Problem statement: What follows is a block of records; reproduce all of it verbatim.

Material provided:
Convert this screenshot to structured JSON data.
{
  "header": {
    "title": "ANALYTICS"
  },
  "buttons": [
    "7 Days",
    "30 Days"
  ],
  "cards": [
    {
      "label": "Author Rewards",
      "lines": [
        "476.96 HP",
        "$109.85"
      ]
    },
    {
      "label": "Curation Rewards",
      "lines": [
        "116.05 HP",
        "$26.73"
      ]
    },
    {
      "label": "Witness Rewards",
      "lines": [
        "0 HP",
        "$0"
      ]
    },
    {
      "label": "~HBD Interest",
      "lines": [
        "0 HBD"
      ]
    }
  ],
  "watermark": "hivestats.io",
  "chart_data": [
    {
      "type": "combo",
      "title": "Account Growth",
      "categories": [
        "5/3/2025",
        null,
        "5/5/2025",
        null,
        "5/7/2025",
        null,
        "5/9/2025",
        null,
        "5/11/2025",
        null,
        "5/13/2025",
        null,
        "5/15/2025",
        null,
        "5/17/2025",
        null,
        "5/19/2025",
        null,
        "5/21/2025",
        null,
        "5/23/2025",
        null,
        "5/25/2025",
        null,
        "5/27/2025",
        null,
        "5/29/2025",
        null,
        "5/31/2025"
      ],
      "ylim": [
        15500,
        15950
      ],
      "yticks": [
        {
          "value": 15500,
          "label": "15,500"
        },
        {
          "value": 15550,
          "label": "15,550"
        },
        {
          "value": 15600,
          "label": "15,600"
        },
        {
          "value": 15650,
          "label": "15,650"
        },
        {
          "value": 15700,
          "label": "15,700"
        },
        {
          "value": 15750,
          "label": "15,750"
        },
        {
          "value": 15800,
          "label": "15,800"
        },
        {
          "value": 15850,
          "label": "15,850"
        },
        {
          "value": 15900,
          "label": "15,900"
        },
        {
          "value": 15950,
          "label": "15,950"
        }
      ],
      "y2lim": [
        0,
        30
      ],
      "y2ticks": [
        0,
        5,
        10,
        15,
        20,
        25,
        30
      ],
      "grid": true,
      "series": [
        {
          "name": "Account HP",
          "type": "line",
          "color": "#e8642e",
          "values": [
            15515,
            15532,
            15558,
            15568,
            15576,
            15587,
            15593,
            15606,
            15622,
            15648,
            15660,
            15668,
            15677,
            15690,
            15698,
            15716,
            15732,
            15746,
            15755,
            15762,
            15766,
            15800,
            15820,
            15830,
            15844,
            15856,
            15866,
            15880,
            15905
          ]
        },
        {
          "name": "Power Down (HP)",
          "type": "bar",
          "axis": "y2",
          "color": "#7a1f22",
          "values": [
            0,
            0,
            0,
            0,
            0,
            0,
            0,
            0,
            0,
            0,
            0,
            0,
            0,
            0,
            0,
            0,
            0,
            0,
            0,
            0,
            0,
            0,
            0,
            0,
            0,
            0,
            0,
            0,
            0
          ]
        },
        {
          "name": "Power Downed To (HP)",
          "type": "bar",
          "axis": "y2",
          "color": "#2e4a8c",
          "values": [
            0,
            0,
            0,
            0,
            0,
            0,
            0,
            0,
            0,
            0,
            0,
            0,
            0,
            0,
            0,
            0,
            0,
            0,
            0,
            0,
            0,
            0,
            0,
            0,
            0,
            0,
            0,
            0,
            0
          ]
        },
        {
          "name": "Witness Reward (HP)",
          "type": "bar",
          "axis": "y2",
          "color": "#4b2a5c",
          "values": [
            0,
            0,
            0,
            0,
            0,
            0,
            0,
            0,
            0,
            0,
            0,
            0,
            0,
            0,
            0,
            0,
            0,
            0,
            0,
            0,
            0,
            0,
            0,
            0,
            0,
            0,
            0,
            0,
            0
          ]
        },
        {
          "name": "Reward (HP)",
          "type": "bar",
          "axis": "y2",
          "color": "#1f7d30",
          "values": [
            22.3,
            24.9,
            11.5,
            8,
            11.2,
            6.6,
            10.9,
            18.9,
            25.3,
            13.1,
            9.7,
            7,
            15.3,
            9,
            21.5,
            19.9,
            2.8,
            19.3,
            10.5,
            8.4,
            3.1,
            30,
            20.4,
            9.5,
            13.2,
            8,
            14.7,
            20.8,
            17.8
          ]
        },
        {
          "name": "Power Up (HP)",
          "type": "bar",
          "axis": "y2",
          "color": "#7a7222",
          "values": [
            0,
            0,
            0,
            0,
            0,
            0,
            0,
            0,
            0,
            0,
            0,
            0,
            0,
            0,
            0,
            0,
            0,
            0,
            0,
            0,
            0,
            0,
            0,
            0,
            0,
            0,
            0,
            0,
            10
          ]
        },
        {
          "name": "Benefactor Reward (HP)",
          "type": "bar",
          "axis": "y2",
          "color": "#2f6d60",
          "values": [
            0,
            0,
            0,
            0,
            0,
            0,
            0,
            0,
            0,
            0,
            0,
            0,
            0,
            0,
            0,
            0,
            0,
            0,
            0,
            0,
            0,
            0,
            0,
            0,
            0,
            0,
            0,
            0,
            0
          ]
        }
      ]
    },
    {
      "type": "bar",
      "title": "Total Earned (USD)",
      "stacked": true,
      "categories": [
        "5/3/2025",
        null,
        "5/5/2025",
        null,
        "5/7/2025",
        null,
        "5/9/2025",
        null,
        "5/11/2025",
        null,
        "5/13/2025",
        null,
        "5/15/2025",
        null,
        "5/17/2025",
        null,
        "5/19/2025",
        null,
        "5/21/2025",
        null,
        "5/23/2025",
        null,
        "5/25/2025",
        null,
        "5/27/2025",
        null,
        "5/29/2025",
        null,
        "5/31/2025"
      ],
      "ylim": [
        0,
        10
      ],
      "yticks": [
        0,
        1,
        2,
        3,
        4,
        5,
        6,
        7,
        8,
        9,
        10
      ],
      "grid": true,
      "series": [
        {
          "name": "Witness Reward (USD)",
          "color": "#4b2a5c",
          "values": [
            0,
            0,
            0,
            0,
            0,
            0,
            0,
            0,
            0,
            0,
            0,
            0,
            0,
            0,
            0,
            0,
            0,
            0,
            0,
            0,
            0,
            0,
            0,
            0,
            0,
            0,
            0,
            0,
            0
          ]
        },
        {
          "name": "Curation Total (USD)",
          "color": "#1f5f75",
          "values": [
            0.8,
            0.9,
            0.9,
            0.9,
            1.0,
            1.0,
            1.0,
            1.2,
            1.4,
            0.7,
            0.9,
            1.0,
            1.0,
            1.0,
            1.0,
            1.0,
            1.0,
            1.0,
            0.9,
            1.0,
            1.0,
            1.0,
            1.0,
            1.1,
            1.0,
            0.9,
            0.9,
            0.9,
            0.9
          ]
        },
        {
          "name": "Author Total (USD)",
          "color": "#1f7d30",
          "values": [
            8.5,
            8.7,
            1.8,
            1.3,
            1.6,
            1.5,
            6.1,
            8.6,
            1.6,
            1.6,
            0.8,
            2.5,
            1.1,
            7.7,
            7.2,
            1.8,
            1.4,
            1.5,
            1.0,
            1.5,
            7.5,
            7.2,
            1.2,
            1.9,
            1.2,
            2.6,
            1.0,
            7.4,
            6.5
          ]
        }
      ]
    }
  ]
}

Task response:
Convert this screenshot to structured JSON data.
{
  "header": {
    "title": "ANALYTICS"
  },
  "buttons": [
    "7 Days",
    "30 Days"
  ],
  "cards": [
    {
      "label": "Author Rewards",
      "lines": [
        "476.96 HP",
        "$109.85"
      ]
    },
    {
      "label": "Curation Rewards",
      "lines": [
        "116.05 HP",
        "$26.73"
      ]
    },
    {
      "label": "Witness Rewards",
      "lines": [
        "0 HP",
        "$0"
      ]
    },
    {
      "label": "~HBD Interest",
      "lines": [
        "0 HBD"
      ]
    }
  ],
  "watermark": "hivestats.io",
  "chart_data": [
    {
      "type": "combo",
      "title": "Account Growth",
      "categories": [
        "5/3/2025",
        null,
        "5/5/2025",
        null,
        "5/7/2025",
        null,
        "5/9/2025",
        null,
        "5/11/2025",
        null,
        "5/13/2025",
        null,
        "5/15/2025",
        null,
        "5/17/2025",
        null,
        "5/19/2025",
        null,
        "5/21/2025",
        null,
        "5/23/2025",
        null,
        "5/25/2025",
        null,
        "5/27/2025",
        null,
        "5/29/2025",
        null,
        "5/31/2025"
      ],
      "ylim": [
        15500,
        15950
      ],
      "yticks": [
        {
          "value": 15500,
          "label": "15,500"
        },
        {
          "value": 15550,
          "label": "15,550"
        },
        {
          "value": 15600,
          "label": "15,600"
        },
        {
          "value": 15650,
          "label": "15,650"
        },
        {
          "value": 15700,
          "label": "15,700"
        },
        {
          "value": 15750,
          "label": "15,750"
        },
        {
          "value": 15800,
          "label": "15,800"
        },
        {
          "value": 15850,
          "label": "15,850"
        },
        {
          "value": 15900,
          "label": "15,900"
        },
        {
          "value": 15950,
          "label": "15,950"
        }
      ],
      "y2lim": [
        0,
        30
      ],
      "y2ticks": [
        0,
        5,
        10,
        15,
        20,
        25,
        30
      ],
      "grid": true,
      "series": [
        {
          "name": "Account HP",
          "type": "line",
          "color": "#e8642e",
          "values": [
            15515,
            15532,
            15558,
            15568,
            15576,
            15587,
            15593,
            15606,
            15622,
            15648,
            15660,
            15668,
            15677,
            15690,
            15698,
            15716,
            15732,
            15746,
            15755,
            15762,
            15766,
            15800,
            15820,
            15830,
            15844,
            15856,
            15866,
            15880,
            15905
          ]
        },
        {
          "name": "Power Down (HP)",
          "type": "bar",
          "axis": "y2",
          "color": "#7a1f22",
          "values": [
            0,
            0,
            0,
            0,
            0,
            0,
            0,
            0,
            0,
            0,
            0,
            0,
            0,
            0,
            0,
            0,
            0,
            0,
            0,
            0,
            0,
            0,
            0,
            0,
            0,
            0,
            0,
            0,
            0
          ]
        },
        {
          "name": "Power Downed To (HP)",
          "type": "bar",
          "axis": "y2",
          "color": "#2e4a8c",
          "values": [
            0,
            0,
            0,
            0,
            0,
            0,
            0,
            0,
            0,
            0,
            0,
            0,
            0,
            0,
            0,
            0,
            0,
            0,
            0,
            0,
            0,
            0,
            0,
            0,
            0,
            0,
            0,
            0,
            0
          ]
        },
        {
          "name": "Witness Reward (HP)",
          "type": "bar",
          "axis": "y2",
          "color": "#4b2a5c",
          "values": [
            0,
            0,
            0,
            0,
            0,
            0,
            0,
            0,
            0,
            0,
            0,
            0,
            0,
            0,
            0,
            0,
            0,
            0,
            0,
            0,
            0,
            0,
            0,
            0,
            0,
            0,
            0,
            0,
            0
          ]
        },
        {
          "name": "Reward (HP)",
          "type": "bar",
          "axis": "y2",
          "color": "#1f7d30",
          "values": [
            22.3,
            24.9,
            11.5,
            8,
            11.2,
            6.6,
            10.9,
            18.9,
            25.3,
            13.1,
            9.7,
            7,
            15.3,
            9,
            21.5,
            19.9,
            2.8,
            19.3,
            10.5,
            8.4,
            3.1,
            30,
            20.4,
            9.5,
            13.2,
            8,
            14.7,
            20.8,
            17.8
          ]
        },
        {
          "name": "Power Up (HP)",
          "type": "bar",
          "axis": "y2",
          "color": "#7a7222",
          "values": [
            0,
            0,
            0,
            0,
            0,
            0,
            0,
            0,
            0,
            0,
            0,
            0,
            0,
            0,
            0,
            0,
            0,
            0,
            0,
            0,
            0,
            0,
            0,
            0,
            0,
            0,
            0,
            0,
            10
          ]
        },
        {
          "name": "Benefactor Reward (HP)",
          "type": "bar",
          "axis": "y2",
          "color": "#2f6d60",
          "values": [
            0,
            0,
            0,
            0,
            0,
            0,
            0,
            0,
            0,
            0,
            0,
            0,
            0,
            0,
            0,
            0,
            0,
            0,
            0,
            0,
            0,
            0,
            0,
            0,
            0,
            0,
            0,
            0,
            0
          ]
        }
      ]
    },
    {
      "type": "bar",
      "title": "Total Earned (USD)",
      "stacked": true,
      "categories": [
        "5/3/2025",
        null,
        "5/5/2025",
        null,
        "5/7/2025",
        null,
        "5/9/2025",
        null,
        "5/11/2025",
        null,
        "5/13/2025",
        null,
        "5/15/2025",
        null,
        "5/17/2025",
        null,
        "5/19/2025",
        null,
        "5/21/2025",
        null,
        "5/23/2025",
        null,
        "5/25/2025",
        null,
        "5/27/2025",
        null,
        "5/29/2025",
        null,
        "5/31/2025"
      ],
      "ylim": [
        0,
        10
      ],
      "yticks": [
        0,
        1,
        2,
        3,
        4,
        5,
        6,
        7,
        8,
        9,
        10
      ],
      "grid": true,
      "series": [
        {
          "name": "Witness Reward (USD)",
          "color": "#4b2a5c",
          "values": [
            0,
            0,
            0,
            0,
            0,
            0,
            0,
            0,
            0,
            0,
            0,
            0,
            0,
            0,
            0,
            0,
            0,
            0,
            0,
            0,
            0,
            0,
            0,
            0,
            0,
            0,
            0,
            0,
            0
          ]
        },
        {
          "name": "Curation Total (USD)",
          "color": "#1f5f75",
          "values": [
            0.8,
            0.9,
            0.9,
            0.9,
            1.0,
            1.0,
            1.0,
            1.2,
            1.4,
            0.7,
            0.9,
            1.0,
            1.0,
            1.0,
            1.0,
            1.0,
            1.0,
            1.0,
            0.9,
            1.0,
            1.0,
            1.0,
            1.0,
            1.1,
            1.0,
            0.9,
            0.9,
            0.9,
            0.9
          ]
        },
        {
          "name": "Author Total (USD)",
          "color": "#1f7d30",
          "values": [
            8.5,
            8.7,
            1.8,
            1.3,
            1.6,
            1.5,
            6.1,
            8.6,
            1.6,
            1.6,
            0.8,
            2.5,
            1.1,
            7.7,
            7.2,
            1.8,
            1.4,
            1.5,
            1.0,
            1.5,
            7.5,
            7.2,
            1.2,
            1.9,
            1.2,
            2.6,
            1.0,
            7.4,
            6.5
          ]
        }
      ]
    }
  ]
}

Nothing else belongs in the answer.